-- WORK REQUEST A --
Using the article about the Jewish Federation annual conference, answer each question below.
(i) In which city will the Jewish Federation begin its annual conference?
(ii) In what year did the Israeli government erect the egalitarian prayer area at the Kotel?
(iii) On which day of each month have the Women of the Wall been organizing services at the Kotel?
-- WORK REQUEST B --
Extend the article about the Jewish Federation annual conference, picking up right after its final sentence.

-- EXTRACT PROVIDED --
··········

Jewish Federation annual conference: Let’s talk, not fight

Are Jewish Federation officials interested in pushing American and Israeli Jewry further apart? Are they interested in stoking discord?

Woman prayer shawl Western Wall 395 (photo credit: Marc Israel Sellem)
Woman prayer shawl Western Wall 395
(photo credit: Marc Israel Sellem)
It’s been marketed as a conversation, but it looks more like a confrontation. The Jewish Federation will begin its annual conference (the GA) in Tel Aviv in a few days. The official agenda is to create a conversation between American and Israelis Jews, but one look at the program suggests a contentious attitude. Although the issue of the Kotel (Western Wall) has not been singled out in the program, the Women of the Wall have chosen to move the issue front and center on the GA agenda, by organizing busloads of GA American delegates to join them for a special service.
Although the Women of the Wall have been organizing services at the Kotel on Rosh Hodesh (the beginning of each Jewish month) for over a decade, they rarely muster more than several dozen participants.  In an attempt to change ancient traditions, reaching back millennia, the group has created regular, headline-grabbing confrontations. Women of the Wall have smuggled sacred Torah scrolls into the Kotel plaza with a blatant disregard for their holiness and for Israeli law.  Invariably, the monthly trek of a few dozen women disturbs the thousands, who flock to the Kotel on a regular basis to pray as Jews have been traditionally praying there for centuries.
Ever since the Israeli government erected the egalitarian prayer area at the Kotel in 2003, the organization could hold their services just a hundred feet away at the area designated for non-halachic prayer. Nobody would interfere. Instead, they have chosen to polarize the Jewish world on the Kotel issue and turn the last symbol of our unity into an icon of strife.
Next week the Women of the Wall will be putting on a special service in honor of the Jewish Federation Conference (despite having held a service there just a week earlier). Buses will pick up GA participants from Tel Aviv hotels to bring them for what promises to be an early morning confrontation.  The small local crowd will be bolstered by a turnout of American women.

··········

-- PROVIDED INFORMATION --
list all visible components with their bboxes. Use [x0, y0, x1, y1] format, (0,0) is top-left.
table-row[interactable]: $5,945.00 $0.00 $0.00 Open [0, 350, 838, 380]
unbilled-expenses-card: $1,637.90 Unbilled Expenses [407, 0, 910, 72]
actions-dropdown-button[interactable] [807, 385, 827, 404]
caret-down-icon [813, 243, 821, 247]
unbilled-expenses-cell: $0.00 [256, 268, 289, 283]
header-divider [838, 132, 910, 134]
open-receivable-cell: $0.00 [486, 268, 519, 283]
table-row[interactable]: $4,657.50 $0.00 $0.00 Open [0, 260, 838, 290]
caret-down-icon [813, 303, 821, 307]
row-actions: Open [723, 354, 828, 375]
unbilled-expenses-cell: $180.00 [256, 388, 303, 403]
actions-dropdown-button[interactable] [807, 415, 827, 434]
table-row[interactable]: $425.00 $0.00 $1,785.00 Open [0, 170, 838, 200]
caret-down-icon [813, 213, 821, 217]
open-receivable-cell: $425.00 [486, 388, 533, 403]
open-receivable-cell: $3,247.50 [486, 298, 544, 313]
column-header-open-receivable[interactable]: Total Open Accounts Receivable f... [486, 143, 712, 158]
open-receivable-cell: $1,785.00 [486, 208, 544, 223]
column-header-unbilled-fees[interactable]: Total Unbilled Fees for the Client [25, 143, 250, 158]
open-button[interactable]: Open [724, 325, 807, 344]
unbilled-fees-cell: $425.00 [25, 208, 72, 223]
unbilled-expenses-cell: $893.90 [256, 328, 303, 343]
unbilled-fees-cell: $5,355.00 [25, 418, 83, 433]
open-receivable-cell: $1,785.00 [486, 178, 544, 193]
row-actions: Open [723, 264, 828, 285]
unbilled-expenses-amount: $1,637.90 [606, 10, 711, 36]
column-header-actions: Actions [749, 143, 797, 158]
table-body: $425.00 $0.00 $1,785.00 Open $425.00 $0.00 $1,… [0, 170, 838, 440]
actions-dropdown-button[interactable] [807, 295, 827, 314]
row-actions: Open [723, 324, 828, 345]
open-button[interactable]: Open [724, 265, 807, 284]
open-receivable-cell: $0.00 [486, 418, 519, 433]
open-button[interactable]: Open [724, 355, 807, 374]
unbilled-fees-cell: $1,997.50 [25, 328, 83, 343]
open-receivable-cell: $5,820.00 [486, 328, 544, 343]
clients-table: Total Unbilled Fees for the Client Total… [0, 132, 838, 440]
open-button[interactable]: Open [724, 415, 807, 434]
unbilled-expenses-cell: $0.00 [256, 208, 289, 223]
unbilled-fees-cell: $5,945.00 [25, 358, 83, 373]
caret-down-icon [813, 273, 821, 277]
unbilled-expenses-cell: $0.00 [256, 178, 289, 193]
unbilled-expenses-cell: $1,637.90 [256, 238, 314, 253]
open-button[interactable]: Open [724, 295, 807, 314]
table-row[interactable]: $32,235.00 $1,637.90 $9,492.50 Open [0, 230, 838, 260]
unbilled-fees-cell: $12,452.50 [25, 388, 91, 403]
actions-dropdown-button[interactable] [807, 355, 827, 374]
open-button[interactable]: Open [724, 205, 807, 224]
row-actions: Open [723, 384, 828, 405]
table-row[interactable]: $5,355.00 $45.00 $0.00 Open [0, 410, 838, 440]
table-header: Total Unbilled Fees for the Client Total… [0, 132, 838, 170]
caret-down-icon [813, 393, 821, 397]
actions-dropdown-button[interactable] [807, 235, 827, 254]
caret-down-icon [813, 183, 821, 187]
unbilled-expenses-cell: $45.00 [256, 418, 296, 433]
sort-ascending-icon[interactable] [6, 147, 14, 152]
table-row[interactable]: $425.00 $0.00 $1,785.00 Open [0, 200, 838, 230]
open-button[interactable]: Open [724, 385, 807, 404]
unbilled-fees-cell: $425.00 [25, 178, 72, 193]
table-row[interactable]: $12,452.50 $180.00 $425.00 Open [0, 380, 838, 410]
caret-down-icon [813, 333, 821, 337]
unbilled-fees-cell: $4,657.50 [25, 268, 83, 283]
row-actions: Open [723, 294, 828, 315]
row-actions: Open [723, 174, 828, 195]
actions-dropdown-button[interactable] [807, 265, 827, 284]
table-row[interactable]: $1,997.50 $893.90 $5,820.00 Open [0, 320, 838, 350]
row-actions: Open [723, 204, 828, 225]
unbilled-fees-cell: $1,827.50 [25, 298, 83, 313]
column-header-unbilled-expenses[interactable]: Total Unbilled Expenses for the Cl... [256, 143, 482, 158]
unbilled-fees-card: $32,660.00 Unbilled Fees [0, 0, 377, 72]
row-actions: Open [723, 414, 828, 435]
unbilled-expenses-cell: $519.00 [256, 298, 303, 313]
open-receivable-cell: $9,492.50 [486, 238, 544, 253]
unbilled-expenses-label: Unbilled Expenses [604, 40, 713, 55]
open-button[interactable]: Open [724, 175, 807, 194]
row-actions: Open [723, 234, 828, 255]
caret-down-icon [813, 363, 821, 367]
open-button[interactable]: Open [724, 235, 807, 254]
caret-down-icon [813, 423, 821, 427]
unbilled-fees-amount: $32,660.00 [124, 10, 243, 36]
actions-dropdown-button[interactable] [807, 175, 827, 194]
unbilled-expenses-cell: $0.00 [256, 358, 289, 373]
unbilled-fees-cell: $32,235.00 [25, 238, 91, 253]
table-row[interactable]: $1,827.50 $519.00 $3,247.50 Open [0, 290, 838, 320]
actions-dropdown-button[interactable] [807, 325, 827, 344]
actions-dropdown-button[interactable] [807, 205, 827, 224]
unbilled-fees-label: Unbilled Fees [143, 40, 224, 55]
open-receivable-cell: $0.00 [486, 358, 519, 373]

··········

-- WRITTEN RESPONSE A --
(i) Tel Aviv
(ii) 2003
(iii) Rosh Hodesh, the beginning of each Jewish month

-- WRITTEN RESPONSE B --
Women of the Wall members may attempt, as they have done in the past, to smuggle a Torah scroll into the area, creating greater friction. There will be headlines galore – they will yet again score PR points and increase fundraising. Delegates from the GA will return to Tel Aviv full of indignation about those terrible religious women, who were deeply offended by the imposition on a sacred place and of radical changes in Jewish prayer and practice. Women of the Wall will again become a hot topic at the GA.
All of this can easily be avoided. If they were to move just a three-minute walk down the same exact wall to the area of the Kotel, which is set aside for non-Orthodox prayer, there will be no confrontations, no headlines – and also little fundraising.
This raises a bigger question that Jewish Federation officials organizing the GA should consider. Are they interested in pushing American and Israeli Jewry further apart? Are they interested in stoking discord? Instead of standing idly by as the Women of the Wall organize buses for the delegates to take part in yet another PR stint, perhaps GA organizers should model respectful dialogue and call on participants to consider the feelings of the millions of regular worshipers, who pray at the Kotel in accordance with tradition.
If federation officials are interested in creating a conversation with Israelis, they should not support efforts that distance our communities. Some federation leaders may sympathize with the Women of the Wall and may prefer the attention that the group will create on the opening day of the conference. That would highlight the theme that stands at the center of their agenda – the division between Israeli and American Jews. One would hope that responsible voices in the federation leadership will prevail. With the Women of the Wall organizing buses from the GA, federation leaders should stipulate that they can only bring their delegates to services at the non-traditional prayer plaza.
Otherwise, we Israelis will be asking ourselves whether the federation is here to dictate policy or to talk – to encourage conflict or to promote dialogue.
Leah Aharoni is the founder of Women For the Wall, a grassroots organization dedicated to preserving the sanctity and tradition at the Kotel in the spirit of Jewish unity.